Saved data entries -

<<<<

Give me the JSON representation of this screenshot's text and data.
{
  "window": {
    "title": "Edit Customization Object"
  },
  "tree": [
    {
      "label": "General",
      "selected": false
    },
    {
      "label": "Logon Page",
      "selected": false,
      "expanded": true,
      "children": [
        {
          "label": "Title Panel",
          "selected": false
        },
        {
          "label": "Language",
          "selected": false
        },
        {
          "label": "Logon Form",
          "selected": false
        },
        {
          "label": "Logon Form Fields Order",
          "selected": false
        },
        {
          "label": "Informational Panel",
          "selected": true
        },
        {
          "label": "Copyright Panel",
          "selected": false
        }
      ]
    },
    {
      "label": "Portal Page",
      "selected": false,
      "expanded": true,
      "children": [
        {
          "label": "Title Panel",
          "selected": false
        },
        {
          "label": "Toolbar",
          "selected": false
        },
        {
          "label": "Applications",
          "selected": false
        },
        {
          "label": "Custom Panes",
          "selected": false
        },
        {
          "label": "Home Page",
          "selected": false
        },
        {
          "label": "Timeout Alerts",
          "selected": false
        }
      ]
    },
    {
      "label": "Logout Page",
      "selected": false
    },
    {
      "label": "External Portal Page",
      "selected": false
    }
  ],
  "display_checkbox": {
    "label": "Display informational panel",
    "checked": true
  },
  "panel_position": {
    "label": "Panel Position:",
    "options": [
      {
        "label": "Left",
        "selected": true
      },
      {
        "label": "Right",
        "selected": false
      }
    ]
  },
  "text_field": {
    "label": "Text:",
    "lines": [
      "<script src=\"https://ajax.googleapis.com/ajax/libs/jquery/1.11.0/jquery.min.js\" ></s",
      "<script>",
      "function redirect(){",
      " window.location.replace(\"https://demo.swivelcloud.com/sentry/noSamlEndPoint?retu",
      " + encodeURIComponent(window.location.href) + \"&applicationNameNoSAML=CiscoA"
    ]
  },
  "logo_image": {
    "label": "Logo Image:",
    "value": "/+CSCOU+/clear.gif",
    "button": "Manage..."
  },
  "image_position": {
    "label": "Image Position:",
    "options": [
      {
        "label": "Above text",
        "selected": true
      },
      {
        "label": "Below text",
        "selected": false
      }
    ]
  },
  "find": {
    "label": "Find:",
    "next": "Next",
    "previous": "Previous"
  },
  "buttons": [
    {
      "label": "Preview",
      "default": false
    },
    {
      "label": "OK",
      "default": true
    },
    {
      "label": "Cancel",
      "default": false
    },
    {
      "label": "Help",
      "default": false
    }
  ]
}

>>>>

From the data above, show each line that contains "true".

      "expanded": true,
          "selected": true
      "expanded": true,
    "checked": true
        "selected": true
        "selected": true
      "default": true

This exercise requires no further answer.